▸ Aim of the exercise: Every record below should be printed exactly as it appears.
________________________________________
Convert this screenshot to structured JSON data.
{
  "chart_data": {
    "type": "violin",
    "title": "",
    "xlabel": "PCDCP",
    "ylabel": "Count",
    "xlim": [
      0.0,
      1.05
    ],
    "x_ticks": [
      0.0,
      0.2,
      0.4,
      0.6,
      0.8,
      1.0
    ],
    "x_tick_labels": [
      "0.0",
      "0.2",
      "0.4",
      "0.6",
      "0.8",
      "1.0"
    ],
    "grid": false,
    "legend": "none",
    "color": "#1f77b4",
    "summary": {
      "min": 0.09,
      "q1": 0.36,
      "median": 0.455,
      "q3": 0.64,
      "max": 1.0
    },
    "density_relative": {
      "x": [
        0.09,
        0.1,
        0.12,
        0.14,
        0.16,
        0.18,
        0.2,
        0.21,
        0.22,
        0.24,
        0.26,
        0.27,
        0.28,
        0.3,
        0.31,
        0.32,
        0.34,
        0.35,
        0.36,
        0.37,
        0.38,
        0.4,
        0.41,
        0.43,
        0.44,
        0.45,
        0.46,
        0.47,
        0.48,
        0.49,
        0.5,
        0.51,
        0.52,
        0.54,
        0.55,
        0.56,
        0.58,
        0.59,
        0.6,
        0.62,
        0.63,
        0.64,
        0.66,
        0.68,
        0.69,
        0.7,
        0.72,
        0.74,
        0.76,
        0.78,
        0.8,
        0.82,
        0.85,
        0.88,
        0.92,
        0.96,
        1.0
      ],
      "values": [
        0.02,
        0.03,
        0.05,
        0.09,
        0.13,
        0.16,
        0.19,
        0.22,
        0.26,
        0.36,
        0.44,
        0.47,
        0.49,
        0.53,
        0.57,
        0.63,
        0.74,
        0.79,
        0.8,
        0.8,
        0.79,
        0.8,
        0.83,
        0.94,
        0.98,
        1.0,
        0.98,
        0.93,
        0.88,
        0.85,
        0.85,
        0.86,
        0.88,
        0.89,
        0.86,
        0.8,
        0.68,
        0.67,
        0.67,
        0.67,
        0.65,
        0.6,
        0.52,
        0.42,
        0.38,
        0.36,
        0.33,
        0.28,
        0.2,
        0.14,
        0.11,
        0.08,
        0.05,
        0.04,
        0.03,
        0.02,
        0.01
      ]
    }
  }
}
________________________________________
▸ Finished answer:
Convert this screenshot to structured JSON data.
{
  "chart_data": {
    "type": "violin",
    "title": "",
    "xlabel": "PCDCP",
    "ylabel": "Count",
    "xlim": [
      0.0,
      1.05
    ],
    "x_ticks": [
      0.0,
      0.2,
      0.4,
      0.6,
      0.8,
      1.0
    ],
    "x_tick_labels": [
      "0.0",
      "0.2",
      "0.4",
      "0.6",
      "0.8",
      "1.0"
    ],
    "grid": false,
    "legend": "none",
    "color": "#1f77b4",
    "summary": {
      "min": 0.09,
      "q1": 0.36,
      "median": 0.455,
      "q3": 0.64,
      "max": 1.0
    },
    "density_relative": {
      "x": [
        0.09,
        0.1,
        0.12,
        0.14,
        0.16,
        0.18,
        0.2,
        0.21,
        0.22,
        0.24,
        0.26,
        0.27,
        0.28,
        0.3,
        0.31,
        0.32,
        0.34,
        0.35,
        0.36,
        0.37,
        0.38,
        0.4,
        0.41,
        0.43,
        0.44,
        0.45,
        0.46,
        0.47,
        0.48,
        0.49,
        0.5,
        0.51,
        0.52,
        0.54,
        0.55,
        0.56,
        0.58,
        0.59,
        0.6,
        0.62,
        0.63,
        0.64,
        0.66,
        0.68,
        0.69,
        0.7,
        0.72,
        0.74,
        0.76,
        0.78,
        0.8,
        0.82,
        0.85,
        0.88,
        0.92,
        0.96,
        1.0
      ],
      "values": [
        0.02,
        0.03,
        0.05,
        0.09,
        0.13,
        0.16,
        0.19,
        0.22,
        0.26,
        0.36,
        0.44,
        0.47,
        0.49,
        0.53,
        0.57,
        0.63,
        0.74,
        0.79,
        0.8,
        0.8,
        0.79,
        0.8,
        0.83,
        0.94,
        0.98,
        1.0,
        0.98,
        0.93,
        0.88,
        0.85,
        0.85,
        0.86,
        0.88,
        0.89,
        0.86,
        0.8,
        0.68,
        0.67,
        0.67,
        0.67,
        0.65,
        0.6,
        0.52,
        0.42,
        0.38,
        0.36,
        0.33,
        0.28,
        0.2,
        0.14,
        0.11,
        0.08,
        0.05,
        0.04,
        0.03,
        0.02,
        0.01
      ]
    }
  }
}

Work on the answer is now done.